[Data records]
:::::

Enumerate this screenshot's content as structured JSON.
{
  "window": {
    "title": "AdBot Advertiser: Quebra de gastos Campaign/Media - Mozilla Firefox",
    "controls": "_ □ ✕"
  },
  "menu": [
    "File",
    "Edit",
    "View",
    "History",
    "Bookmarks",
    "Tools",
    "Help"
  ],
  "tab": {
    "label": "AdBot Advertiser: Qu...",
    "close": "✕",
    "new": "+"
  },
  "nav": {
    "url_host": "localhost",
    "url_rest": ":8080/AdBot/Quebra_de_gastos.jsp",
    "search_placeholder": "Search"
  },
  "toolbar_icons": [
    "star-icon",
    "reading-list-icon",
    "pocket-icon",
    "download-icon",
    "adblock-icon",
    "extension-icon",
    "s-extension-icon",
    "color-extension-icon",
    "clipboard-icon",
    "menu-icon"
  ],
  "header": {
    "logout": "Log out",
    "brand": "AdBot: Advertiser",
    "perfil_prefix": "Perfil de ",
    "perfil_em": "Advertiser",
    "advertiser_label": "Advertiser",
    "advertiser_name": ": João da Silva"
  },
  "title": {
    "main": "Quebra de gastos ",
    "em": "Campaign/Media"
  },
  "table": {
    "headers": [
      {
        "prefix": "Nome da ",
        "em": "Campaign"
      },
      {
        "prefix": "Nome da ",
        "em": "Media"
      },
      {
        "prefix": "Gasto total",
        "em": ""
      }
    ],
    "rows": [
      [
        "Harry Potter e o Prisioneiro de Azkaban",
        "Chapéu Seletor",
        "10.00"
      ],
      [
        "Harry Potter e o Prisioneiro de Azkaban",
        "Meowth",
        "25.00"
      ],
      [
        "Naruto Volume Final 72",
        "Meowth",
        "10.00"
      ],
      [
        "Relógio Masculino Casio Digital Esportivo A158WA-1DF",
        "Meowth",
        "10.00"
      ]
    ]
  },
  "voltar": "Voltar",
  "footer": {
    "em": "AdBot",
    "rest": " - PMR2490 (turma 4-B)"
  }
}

:::::

**Request:** In the lines above, find each one with "AdBot" and list it.

**Right answer:**
    "title": "AdBot Advertiser: Quebra de gastos Campaign/Media - Mozilla Firefox",
    "label": "AdBot Advertiser: Qu...",
    "url_rest": ":8080/AdBot/Quebra_de_gastos.jsp",
    "brand": "AdBot: Advertiser",
    "em": "AdBot",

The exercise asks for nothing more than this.